In the listing below, find every line with the string "label" and pull it out.

###

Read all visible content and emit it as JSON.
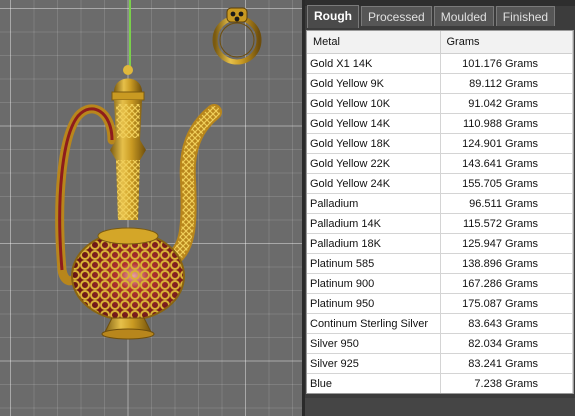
{
  "tabs": [
    {
      "label": "Rough",
      "active": true
    },
    {
      "label": "Processed",
      "active": false
    },
    {
      "label": "Moulded",
      "active": false
    },
    {
      "label": "Finished",
      "active": false
    }
  ],
  "table": {
    "columns": [
      "Metal",
      "Grams"
    ],
    "rows": [
      {
        "metal": "Gold X1 14K",
        "grams": "101.176 Grams"
      },
      {
        "metal": "Gold Yellow 9K",
        "grams": "89.112 Grams"
      },
      {
        "metal": "Gold Yellow 10K",
        "grams": "91.042 Grams"
      },
      {
        "metal": "Gold Yellow 14K",
        "grams": "110.988 Grams"
      },
      {
        "metal": "Gold Yellow 18K",
        "grams": "124.901 Grams"
      },
      {
        "metal": "Gold Yellow 22K",
        "grams": "143.641 Grams"
      },
      {
        "metal": "Gold Yellow 24K",
        "grams": "155.705 Grams"
      },
      {
        "metal": "Palladium",
        "grams": "96.511 Grams"
      },
      {
        "metal": "Palladium 14K",
        "grams": "115.572 Grams"
      },
      {
        "metal": "Palladium 18K",
        "grams": "125.947 Grams"
      },
      {
        "metal": "Platinum 585",
        "grams": "138.896 Grams"
      },
      {
        "metal": "Platinum 900",
        "grams": "167.286 Grams"
      },
      {
        "metal": "Platinum 950",
        "grams": "175.087 Grams"
      },
      {
        "metal": "Continum Sterling Silver",
        "grams": "83.643 Grams"
      },
      {
        "metal": "Silver 950",
        "grams": "82.034 Grams"
      },
      {
        "metal": "Silver 925",
        "grams": "83.241 Grams"
      },
      {
        "metal": "Blue",
        "grams": "7.238 Grams"
      }
    ]
  },
  "viewport": {
    "objects": [
      "ring-model",
      "ewer-model"
    ],
    "colors": {
      "gold": "#d4a628",
      "gold_dark": "#8a6410",
      "ruby": "#8e1c1c",
      "axis": "#7ad04a"
    }
  }
}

###

*Response*:
      "label": "Rough",
      "label": "Processed",
      "label": "Moulded",
      "label": "Finished",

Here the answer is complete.